TASK DESCRIPTION
Each record below must be returned exactly as shown.

INPUT FOR THIS TASK

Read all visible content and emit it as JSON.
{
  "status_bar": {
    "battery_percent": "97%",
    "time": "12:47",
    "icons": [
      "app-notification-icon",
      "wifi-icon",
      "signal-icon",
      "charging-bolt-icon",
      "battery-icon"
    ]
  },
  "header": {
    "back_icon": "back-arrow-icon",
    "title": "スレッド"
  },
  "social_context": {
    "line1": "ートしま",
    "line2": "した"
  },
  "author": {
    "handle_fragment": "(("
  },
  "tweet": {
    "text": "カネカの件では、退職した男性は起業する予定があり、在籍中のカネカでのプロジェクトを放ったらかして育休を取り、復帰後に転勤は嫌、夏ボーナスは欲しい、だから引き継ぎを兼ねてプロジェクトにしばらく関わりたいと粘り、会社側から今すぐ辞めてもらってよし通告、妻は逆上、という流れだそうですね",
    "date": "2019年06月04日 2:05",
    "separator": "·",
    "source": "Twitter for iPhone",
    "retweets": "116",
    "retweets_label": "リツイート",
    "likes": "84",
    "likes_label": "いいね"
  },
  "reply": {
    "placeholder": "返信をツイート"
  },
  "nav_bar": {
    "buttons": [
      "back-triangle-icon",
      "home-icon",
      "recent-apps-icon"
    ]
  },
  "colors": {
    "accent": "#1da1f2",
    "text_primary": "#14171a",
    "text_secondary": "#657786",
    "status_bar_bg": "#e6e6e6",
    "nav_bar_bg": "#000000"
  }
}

EXERCISE RESULT
Read all visible content and emit it as JSON.
{
  "status_bar": {
    "battery_percent": "97%",
    "time": "12:47",
    "icons": [
      "app-notification-icon",
      "wifi-icon",
      "signal-icon",
      "charging-bolt-icon",
      "battery-icon"
    ]
  },
  "header": {
    "back_icon": "back-arrow-icon",
    "title": "スレッド"
  },
  "social_context": {
    "line1": "ートしま",
    "line2": "した"
  },
  "author": {
    "handle_fragment": "(("
  },
  "tweet": {
    "text": "カネカの件では、退職した男性は起業する予定があり、在籍中のカネカでのプロジェクトを放ったらかして育休を取り、復帰後に転勤は嫌、夏ボーナスは欲しい、だから引き継ぎを兼ねてプロジェクトにしばらく関わりたいと粘り、会社側から今すぐ辞めてもらってよし通告、妻は逆上、という流れだそうですね",
    "date": "2019年06月04日 2:05",
    "separator": "·",
    "source": "Twitter for iPhone",
    "retweets": "116",
    "retweets_label": "リツイート",
    "likes": "84",
    "likes_label": "いいね"
  },
  "reply": {
    "placeholder": "返信をツイート"
  },
  "nav_bar": {
    "buttons": [
      "back-triangle-icon",
      "home-icon",
      "recent-apps-icon"
    ]
  },
  "colors": {
    "accent": "#1da1f2",
    "text_primary": "#14171a",
    "text_secondary": "#657786",
    "status_bar_bg": "#e6e6e6",
    "nav_bar_bg": "#000000"
  }
}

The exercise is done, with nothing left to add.